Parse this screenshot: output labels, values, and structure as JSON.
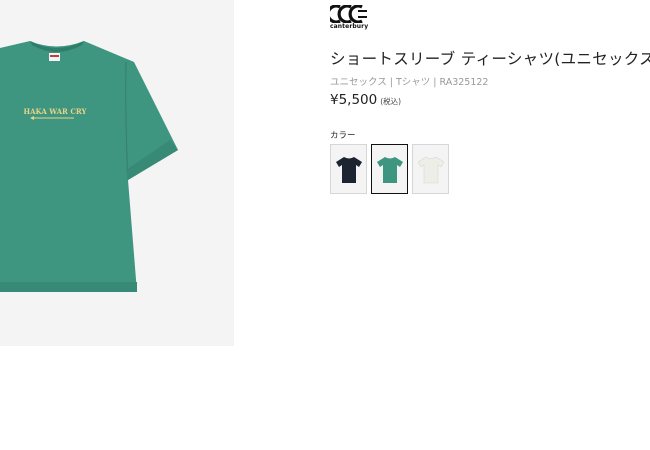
{
  "brand": {
    "name": "canterbury"
  },
  "product": {
    "title": "ショートスリーブ ティーシャツ(ユニセックス)",
    "meta": "ユニセックス | Tシャツ | RA325122",
    "price": "¥5,500",
    "tax_label": "(税込)",
    "print_text": "HAKA WAR CRY"
  },
  "colors": {
    "label": "カラー",
    "options": [
      {
        "name": "navy",
        "hex": "#1d2431",
        "selected": false
      },
      {
        "name": "green",
        "hex": "#3e9580",
        "selected": true
      },
      {
        "name": "white",
        "hex": "#eeeee8",
        "selected": false
      }
    ]
  },
  "accent": {
    "garment": "#3e9580",
    "print": "#e8d488"
  }
}
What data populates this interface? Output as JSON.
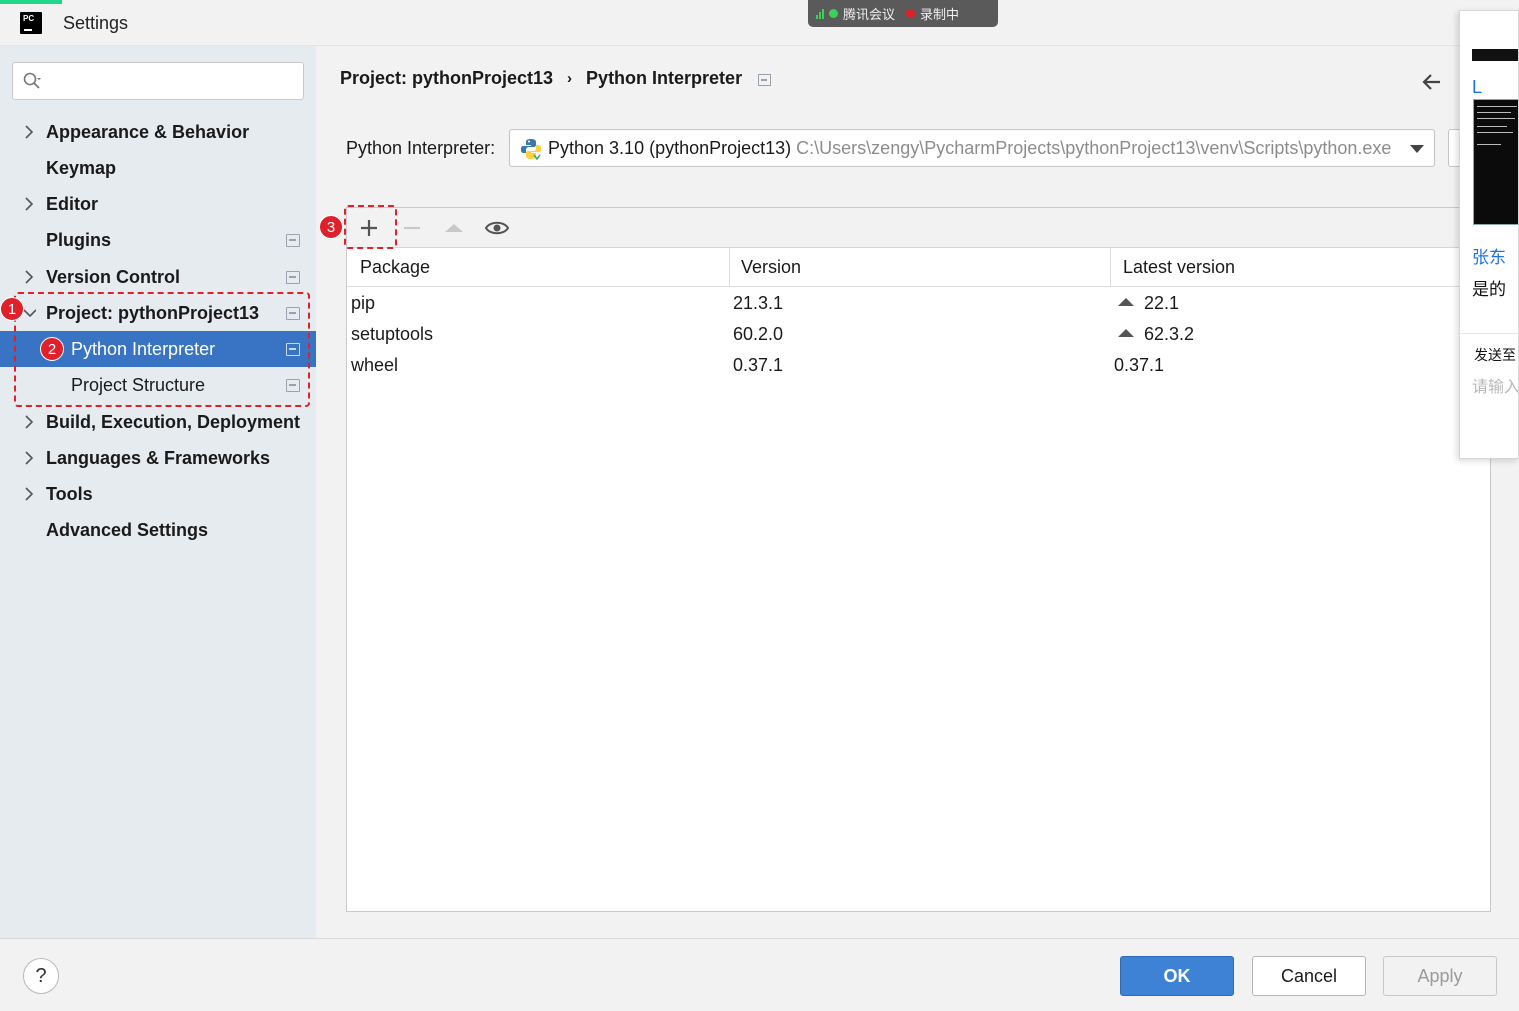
{
  "window": {
    "title": "Settings"
  },
  "meeting_bar": {
    "app": "腾讯会议",
    "recording": "录制中"
  },
  "search": {
    "placeholder": "",
    "value": ""
  },
  "sidebar": {
    "items": [
      {
        "label": "Appearance & Behavior",
        "expandable": true
      },
      {
        "label": "Keymap",
        "expandable": false
      },
      {
        "label": "Editor",
        "expandable": true
      },
      {
        "label": "Plugins",
        "expandable": false
      },
      {
        "label": "Version Control",
        "expandable": true
      },
      {
        "label": "Project: pythonProject13",
        "expandable": true,
        "expanded": true
      },
      {
        "label": "Python Interpreter",
        "child": true,
        "selected": true
      },
      {
        "label": "Project Structure",
        "child": true
      },
      {
        "label": "Build, Execution, Deployment",
        "expandable": true
      },
      {
        "label": "Languages & Frameworks",
        "expandable": true
      },
      {
        "label": "Tools",
        "expandable": true
      },
      {
        "label": "Advanced Settings",
        "expandable": false
      }
    ]
  },
  "annotations": {
    "badge1": "1",
    "badge2": "2",
    "badge3": "3"
  },
  "breadcrumb": {
    "parent": "Project: pythonProject13",
    "separator": "›",
    "current": "Python Interpreter"
  },
  "interpreter": {
    "label": "Python Interpreter:",
    "name": "Python 3.10 (pythonProject13)",
    "path": "C:\\Users\\zengy\\PycharmProjects\\pythonProject13\\venv\\Scripts\\python.exe"
  },
  "packages": {
    "columns": [
      "Package",
      "Version",
      "Latest version"
    ],
    "rows": [
      {
        "package": "pip",
        "version": "21.3.1",
        "latest": "22.1",
        "upgrade": true
      },
      {
        "package": "setuptools",
        "version": "60.2.0",
        "latest": "62.3.2",
        "upgrade": true
      },
      {
        "package": "wheel",
        "version": "0.37.1",
        "latest": "0.37.1",
        "upgrade": false
      }
    ]
  },
  "footer": {
    "help": "?",
    "ok": "OK",
    "cancel": "Cancel",
    "apply": "Apply"
  },
  "chat_overlay": {
    "link": "L",
    "name": "张东",
    "message": "是的",
    "send_to": "发送至",
    "input_placeholder": "请输入"
  },
  "colors": {
    "selection": "#3874c3",
    "ok_button": "#3d82d4",
    "annotation": "#e0202a",
    "sidebar_bg": "#e6ebf0"
  }
}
#####
GIVEN TASK :: Images in the records should not be copied. Repeat all the rest exactly.

SOLUTION ::
Parse this screenshot: output labels, values, and structure as JSON.
{
  "brand": {
    "name": "canterbury"
  },
  "product": {
    "title": "ショートスリーブ ティーシャツ(ユニセックス)",
    "meta": "ユニセックス | Tシャツ | RA325122",
    "price": "¥5,500",
    "tax_label": "(税込)",
    "print_text": "HAKA WAR CRY"
  },
  "colors": {
    "label": "カラー",
    "options": [
      {
        "name": "navy",
        "hex": "#1d2431",
        "selected": false
      },
      {
        "name": "green",
        "hex": "#3e9580",
        "selected": true
      },
      {
        "name": "white",
        "hex": "#eeeee8",
        "selected": false
      }
    ]
  },
  "accent": {
    "garment": "#3e9580",
    "print": "#e8d488"
  }
}
What data populates this interface? Output as JSON.
{
  "window": {
    "title": "Settings"
  },
  "meeting_bar": {
    "app": "腾讯会议",
    "recording": "录制中"
  },
  "search": {
    "placeholder": "",
    "value": ""
  },
  "sidebar": {
    "items": [
      {
        "label": "Appearance & Behavior",
        "expandable": true
      },
      {
        "label": "Keymap",
        "expandable": false
      },
      {
        "label": "Editor",
        "expandable": true
      },
      {
        "label": "Plugins",
        "expandable": false
      },
      {
        "label": "Version Control",
        "expandable": true
      },
      {
        "label": "Project: pythonProject13",
        "expandable": true,
        "expanded": true
      },
      {
        "label": "Python Interpreter",
        "child": true,
        "selected": true
      },
      {
        "label": "Project Structure",
        "child": true
      },
      {
        "label": "Build, Execution, Deployment",
        "expandable": true
      },
      {
        "label": "Languages & Frameworks",
        "expandable": true
      },
      {
        "label": "Tools",
        "expandable": true
      },
      {
        "label": "Advanced Settings",
        "expandable": false
      }
    ]
  },
  "annotations": {
    "badge1": "1",
    "badge2": "2",
    "badge3": "3"
  },
  "breadcrumb": {
    "parent": "Project: pythonProject13",
    "separator": "›",
    "current": "Python Interpreter"
  },
  "interpreter": {
    "label": "Python Interpreter:",
    "name": "Python 3.10 (pythonProject13)",
    "path": "C:\\Users\\zengy\\PycharmProjects\\pythonProject13\\venv\\Scripts\\python.exe"
  },
  "packages": {
    "columns": [
      "Package",
      "Version",
      "Latest version"
    ],
    "rows": [
      {
        "package": "pip",
        "version": "21.3.1",
        "latest": "22.1",
        "upgrade": true
      },
      {
        "package": "setuptools",
        "version": "60.2.0",
        "latest": "62.3.2",
        "upgrade": true
      },
      {
        "package": "wheel",
        "version": "0.37.1",
        "latest": "0.37.1",
        "upgrade": false
      }
    ]
  },
  "footer": {
    "help": "?",
    "ok": "OK",
    "cancel": "Cancel",
    "apply": "Apply"
  },
  "chat_overlay": {
    "link": "L",
    "name": "张东",
    "message": "是的",
    "send_to": "发送至",
    "input_placeholder": "请输入"
  },
  "colors": {
    "selection": "#3874c3",
    "ok_button": "#3d82d4",
    "annotation": "#e0202a",
    "sidebar_bg": "#e6ebf0"
  }
}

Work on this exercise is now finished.